■ EXERCISE GOAL: Return every record verbatim.

>> BEGIN LISTING

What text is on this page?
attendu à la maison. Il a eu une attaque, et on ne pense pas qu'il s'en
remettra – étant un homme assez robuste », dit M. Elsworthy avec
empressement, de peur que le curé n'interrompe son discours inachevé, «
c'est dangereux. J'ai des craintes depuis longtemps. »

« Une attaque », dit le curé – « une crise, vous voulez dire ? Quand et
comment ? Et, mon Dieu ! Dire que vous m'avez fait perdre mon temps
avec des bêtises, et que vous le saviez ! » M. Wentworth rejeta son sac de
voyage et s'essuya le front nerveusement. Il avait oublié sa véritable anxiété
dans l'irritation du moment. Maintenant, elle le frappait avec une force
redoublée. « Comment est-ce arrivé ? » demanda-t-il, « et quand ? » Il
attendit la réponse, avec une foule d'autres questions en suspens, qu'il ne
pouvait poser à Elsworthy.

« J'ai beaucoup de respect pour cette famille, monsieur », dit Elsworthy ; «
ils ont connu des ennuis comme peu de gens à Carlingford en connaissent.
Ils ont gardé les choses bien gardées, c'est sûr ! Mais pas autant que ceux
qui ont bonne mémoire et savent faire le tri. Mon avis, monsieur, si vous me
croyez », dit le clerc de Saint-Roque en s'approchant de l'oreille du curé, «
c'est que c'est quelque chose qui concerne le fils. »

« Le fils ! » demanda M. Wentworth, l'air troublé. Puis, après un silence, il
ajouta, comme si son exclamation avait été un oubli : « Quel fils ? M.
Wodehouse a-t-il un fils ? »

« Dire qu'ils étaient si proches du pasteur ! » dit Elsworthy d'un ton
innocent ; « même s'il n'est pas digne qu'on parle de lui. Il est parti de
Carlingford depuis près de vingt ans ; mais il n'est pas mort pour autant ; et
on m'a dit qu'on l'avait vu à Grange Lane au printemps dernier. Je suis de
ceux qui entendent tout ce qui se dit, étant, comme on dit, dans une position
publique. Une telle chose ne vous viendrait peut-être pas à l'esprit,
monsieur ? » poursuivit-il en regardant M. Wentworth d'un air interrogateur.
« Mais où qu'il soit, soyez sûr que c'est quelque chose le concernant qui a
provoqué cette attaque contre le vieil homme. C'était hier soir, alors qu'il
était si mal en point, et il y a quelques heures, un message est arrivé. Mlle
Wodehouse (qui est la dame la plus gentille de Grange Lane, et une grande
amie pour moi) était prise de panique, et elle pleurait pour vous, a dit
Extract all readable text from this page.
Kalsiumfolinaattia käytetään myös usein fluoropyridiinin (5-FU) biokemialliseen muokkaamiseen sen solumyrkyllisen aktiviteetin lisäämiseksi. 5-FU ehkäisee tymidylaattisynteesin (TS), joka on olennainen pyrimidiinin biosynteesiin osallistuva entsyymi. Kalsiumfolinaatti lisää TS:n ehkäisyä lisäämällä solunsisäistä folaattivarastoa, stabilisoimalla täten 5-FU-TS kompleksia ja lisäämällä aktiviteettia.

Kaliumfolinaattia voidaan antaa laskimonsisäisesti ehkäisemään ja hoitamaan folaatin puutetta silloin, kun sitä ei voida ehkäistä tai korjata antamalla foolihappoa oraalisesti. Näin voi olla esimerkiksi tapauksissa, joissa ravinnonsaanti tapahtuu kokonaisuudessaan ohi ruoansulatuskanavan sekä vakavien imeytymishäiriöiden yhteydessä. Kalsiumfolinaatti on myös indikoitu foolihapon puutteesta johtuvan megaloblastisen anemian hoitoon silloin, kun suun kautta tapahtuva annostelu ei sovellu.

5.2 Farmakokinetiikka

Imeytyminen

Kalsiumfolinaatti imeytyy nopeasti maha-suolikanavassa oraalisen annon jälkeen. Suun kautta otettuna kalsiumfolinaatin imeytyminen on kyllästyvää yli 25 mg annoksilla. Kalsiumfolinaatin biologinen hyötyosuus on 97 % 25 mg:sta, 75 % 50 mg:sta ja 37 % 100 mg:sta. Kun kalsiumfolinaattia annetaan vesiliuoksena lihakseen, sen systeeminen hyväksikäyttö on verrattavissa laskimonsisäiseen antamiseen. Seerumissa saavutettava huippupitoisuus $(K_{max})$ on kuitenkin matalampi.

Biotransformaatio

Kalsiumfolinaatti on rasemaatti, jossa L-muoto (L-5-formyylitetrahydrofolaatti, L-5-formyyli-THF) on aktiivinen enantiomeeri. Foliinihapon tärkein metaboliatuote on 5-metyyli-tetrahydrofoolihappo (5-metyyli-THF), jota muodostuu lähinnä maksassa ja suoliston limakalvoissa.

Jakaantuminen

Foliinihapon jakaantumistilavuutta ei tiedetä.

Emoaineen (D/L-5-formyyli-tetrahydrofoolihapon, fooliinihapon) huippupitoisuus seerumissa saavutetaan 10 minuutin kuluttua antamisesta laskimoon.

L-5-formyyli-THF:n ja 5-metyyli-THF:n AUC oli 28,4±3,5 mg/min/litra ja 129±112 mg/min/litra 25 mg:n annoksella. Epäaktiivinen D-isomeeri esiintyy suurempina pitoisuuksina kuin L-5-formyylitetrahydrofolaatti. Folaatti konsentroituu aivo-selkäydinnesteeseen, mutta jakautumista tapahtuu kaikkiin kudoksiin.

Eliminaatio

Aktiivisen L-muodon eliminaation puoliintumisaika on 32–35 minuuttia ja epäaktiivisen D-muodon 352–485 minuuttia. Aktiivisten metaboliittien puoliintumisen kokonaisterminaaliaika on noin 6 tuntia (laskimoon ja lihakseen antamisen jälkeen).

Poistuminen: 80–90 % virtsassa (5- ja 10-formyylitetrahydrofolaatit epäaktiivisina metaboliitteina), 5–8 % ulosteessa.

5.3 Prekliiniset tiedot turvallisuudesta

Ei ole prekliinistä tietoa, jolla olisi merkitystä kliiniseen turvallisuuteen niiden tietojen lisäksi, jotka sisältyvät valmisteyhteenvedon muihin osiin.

>> END LISTING

■ REPLY:
What text is on this page?
attendu à la maison. Il a eu une attaque, et on ne pense pas qu'il s'en
remettra – étant un homme assez robuste », dit M. Elsworthy avec
empressement, de peur que le curé n'interrompe son discours inachevé, «
c'est dangereux. J'ai des craintes depuis longtemps. »

« Une attaque », dit le curé – « une crise, vous voulez dire ? Quand et
comment ? Et, mon Dieu ! Dire que vous m'avez fait perdre mon temps
avec des bêtises, et que vous le saviez ! » M. Wentworth rejeta son sac de
voyage et s'essuya le front nerveusement. Il avait oublié sa véritable anxiété
dans l'irritation du moment. Maintenant, elle le frappait avec une force
redoublée. « Comment est-ce arrivé ? » demanda-t-il, « et quand ? » Il
attendit la réponse, avec une foule d'autres questions en suspens, qu'il ne
pouvait poser à Elsworthy.

« J'ai beaucoup de respect pour cette famille, monsieur », dit Elsworthy ; «
ils ont connu des ennuis comme peu de gens à Carlingford en connaissent.
Ils ont gardé les choses bien gardées, c'est sûr ! Mais pas autant que ceux
qui ont bonne mémoire et savent faire le tri. Mon avis, monsieur, si vous me
croyez », dit le clerc de Saint-Roque en s'approchant de l'oreille du curé, «
c'est que c'est quelque chose qui concerne le fils. »

« Le fils ! » demanda M. Wentworth, l'air troublé. Puis, après un silence, il
ajouta, comme si son exclamation avait été un oubli : « Quel fils ? M.
Wodehouse a-t-il un fils ? »

« Dire qu'ils étaient si proches du pasteur ! » dit Elsworthy d'un ton
innocent ; « même s'il n'est pas digne qu'on parle de lui. Il est parti de
Carlingford depuis près de vingt ans ; mais il n'est pas mort pour autant ; et
on m'a dit qu'on l'avait vu à Grange Lane au printemps dernier. Je suis de
ceux qui entendent tout ce qui se dit, étant, comme on dit, dans une position
publique. Une telle chose ne vous viendrait peut-être pas à l'esprit,
monsieur ? » poursuivit-il en regardant M. Wentworth d'un air interrogateur.
« Mais où qu'il soit, soyez sûr que c'est quelque chose le concernant qui a
provoqué cette attaque contre le vieil homme. C'était hier soir, alors qu'il
était si mal en point, et il y a quelques heures, un message est arrivé. Mlle
Wodehouse (qui est la dame la plus gentille de Grange Lane, et une grande
amie pour moi) était prise de panique, et elle pleurait pour vous, a dit
Extract all readable text from this page.
Kalsiumfolinaattia käytetään myös usein fluoropyridiinin (5-FU) biokemialliseen muokkaamiseen sen solumyrkyllisen aktiviteetin lisäämiseksi. 5-FU ehkäisee tymidylaattisynteesin (TS), joka on olennainen pyrimidiinin biosynteesiin osallistuva entsyymi. Kalsiumfolinaatti lisää TS:n ehkäisyä lisäämällä solunsisäistä folaattivarastoa, stabilisoimalla täten 5-FU-TS kompleksia ja lisäämällä aktiviteettia.

Kaliumfolinaattia voidaan antaa laskimonsisäisesti ehkäisemään ja hoitamaan folaatin puutetta silloin, kun sitä ei voida ehkäistä tai korjata antamalla foolihappoa oraalisesti. Näin voi olla esimerkiksi tapauksissa, joissa ravinnonsaanti tapahtuu kokonaisuudessaan ohi ruoansulatuskanavan sekä vakavien imeytymishäiriöiden yhteydessä. Kalsiumfolinaatti on myös indikoitu foolihapon puutteesta johtuvan megaloblastisen anemian hoitoon silloin, kun suun kautta tapahtuva annostelu ei sovellu.

5.2 Farmakokinetiikka

Imeytyminen

Kalsiumfolinaatti imeytyy nopeasti maha-suolikanavassa oraalisen annon jälkeen. Suun kautta otettuna kalsiumfolinaatin imeytyminen on kyllästyvää yli 25 mg annoksilla. Kalsiumfolinaatin biologinen hyötyosuus on 97 % 25 mg:sta, 75 % 50 mg:sta ja 37 % 100 mg:sta. Kun kalsiumfolinaattia annetaan vesiliuoksena lihakseen, sen systeeminen hyväksikäyttö on verrattavissa laskimonsisäiseen antamiseen. Seerumissa saavutettava huippupitoisuus $(K_{max})$ on kuitenkin matalampi.

Biotransformaatio

Kalsiumfolinaatti on rasemaatti, jossa L-muoto (L-5-formyylitetrahydrofolaatti, L-5-formyyli-THF) on aktiivinen enantiomeeri. Foliinihapon tärkein metaboliatuote on 5-metyyli-tetrahydrofoolihappo (5-metyyli-THF), jota muodostuu lähinnä maksassa ja suoliston limakalvoissa.

Jakaantuminen

Foliinihapon jakaantumistilavuutta ei tiedetä.

Emoaineen (D/L-5-formyyli-tetrahydrofoolihapon, fooliinihapon) huippupitoisuus seerumissa saavutetaan 10 minuutin kuluttua antamisesta laskimoon.

L-5-formyyli-THF:n ja 5-metyyli-THF:n AUC oli 28,4±3,5 mg/min/litra ja 129±112 mg/min/litra 25 mg:n annoksella. Epäaktiivinen D-isomeeri esiintyy suurempina pitoisuuksina kuin L-5-formyylitetrahydrofolaatti. Folaatti konsentroituu aivo-selkäydinnesteeseen, mutta jakautumista tapahtuu kaikkiin kudoksiin.

Eliminaatio

Aktiivisen L-muodon eliminaation puoliintumisaika on 32–35 minuuttia ja epäaktiivisen D-muodon 352–485 minuuttia. Aktiivisten metaboliittien puoliintumisen kokonaisterminaaliaika on noin 6 tuntia (laskimoon ja lihakseen antamisen jälkeen).

Poistuminen: 80–90 % virtsassa (5- ja 10-formyylitetrahydrofolaatit epäaktiivisina metaboliitteina), 5–8 % ulosteessa.

5.3 Prekliiniset tiedot turvallisuudesta

Ei ole prekliinistä tietoa, jolla olisi merkitystä kliiniseen turvallisuuteen niiden tietojen lisäksi, jotka sisältyvät valmisteyhteenvedon muihin osiin.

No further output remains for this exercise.